§ **Requirement**: Make an exact copy of the entries below.

§ **Data**:
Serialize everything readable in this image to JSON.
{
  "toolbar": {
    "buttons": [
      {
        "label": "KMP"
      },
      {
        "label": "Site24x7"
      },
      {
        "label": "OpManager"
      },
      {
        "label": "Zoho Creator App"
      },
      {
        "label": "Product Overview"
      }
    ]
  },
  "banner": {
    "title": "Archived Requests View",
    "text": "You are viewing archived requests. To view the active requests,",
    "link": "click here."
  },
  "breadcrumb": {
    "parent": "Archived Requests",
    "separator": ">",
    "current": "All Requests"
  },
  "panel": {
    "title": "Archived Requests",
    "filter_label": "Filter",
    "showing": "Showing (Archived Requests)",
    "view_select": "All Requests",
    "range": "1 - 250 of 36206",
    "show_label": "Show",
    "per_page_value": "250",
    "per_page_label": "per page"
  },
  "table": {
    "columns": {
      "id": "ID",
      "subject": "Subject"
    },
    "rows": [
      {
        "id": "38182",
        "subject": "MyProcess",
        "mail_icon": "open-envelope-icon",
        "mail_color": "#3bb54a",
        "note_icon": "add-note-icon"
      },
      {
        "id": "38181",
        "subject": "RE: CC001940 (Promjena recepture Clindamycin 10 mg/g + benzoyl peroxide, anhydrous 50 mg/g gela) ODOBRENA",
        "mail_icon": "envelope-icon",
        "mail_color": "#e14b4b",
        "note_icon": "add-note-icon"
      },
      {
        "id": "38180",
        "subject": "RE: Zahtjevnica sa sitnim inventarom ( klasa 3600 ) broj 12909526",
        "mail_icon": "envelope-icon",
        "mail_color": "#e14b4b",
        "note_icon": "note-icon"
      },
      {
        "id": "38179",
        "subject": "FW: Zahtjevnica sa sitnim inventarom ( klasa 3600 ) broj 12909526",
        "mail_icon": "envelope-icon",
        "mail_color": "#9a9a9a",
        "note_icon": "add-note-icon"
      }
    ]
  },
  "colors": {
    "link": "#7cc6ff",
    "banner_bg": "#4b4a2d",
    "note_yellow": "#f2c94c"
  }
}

§ **Finished answer**:
Serialize everything readable in this image to JSON.
{
  "toolbar": {
    "buttons": [
      {
        "label": "KMP"
      },
      {
        "label": "Site24x7"
      },
      {
        "label": "OpManager"
      },
      {
        "label": "Zoho Creator App"
      },
      {
        "label": "Product Overview"
      }
    ]
  },
  "banner": {
    "title": "Archived Requests View",
    "text": "You are viewing archived requests. To view the active requests,",
    "link": "click here."
  },
  "breadcrumb": {
    "parent": "Archived Requests",
    "separator": ">",
    "current": "All Requests"
  },
  "panel": {
    "title": "Archived Requests",
    "filter_label": "Filter",
    "showing": "Showing (Archived Requests)",
    "view_select": "All Requests",
    "range": "1 - 250 of 36206",
    "show_label": "Show",
    "per_page_value": "250",
    "per_page_label": "per page"
  },
  "table": {
    "columns": {
      "id": "ID",
      "subject": "Subject"
    },
    "rows": [
      {
        "id": "38182",
        "subject": "MyProcess",
        "mail_icon": "open-envelope-icon",
        "mail_color": "#3bb54a",
        "note_icon": "add-note-icon"
      },
      {
        "id": "38181",
        "subject": "RE: CC001940 (Promjena recepture Clindamycin 10 mg/g + benzoyl peroxide, anhydrous 50 mg/g gela) ODOBRENA",
        "mail_icon": "envelope-icon",
        "mail_color": "#e14b4b",
        "note_icon": "add-note-icon"
      },
      {
        "id": "38180",
        "subject": "RE: Zahtjevnica sa sitnim inventarom ( klasa 3600 ) broj 12909526",
        "mail_icon": "envelope-icon",
        "mail_color": "#e14b4b",
        "note_icon": "note-icon"
      },
      {
        "id": "38179",
        "subject": "FW: Zahtjevnica sa sitnim inventarom ( klasa 3600 ) broj 12909526",
        "mail_icon": "envelope-icon",
        "mail_color": "#9a9a9a",
        "note_icon": "add-note-icon"
      }
    ]
  },
  "colors": {
    "link": "#7cc6ff",
    "banner_bg": "#4b4a2d",
    "note_yellow": "#f2c94c"
  }
}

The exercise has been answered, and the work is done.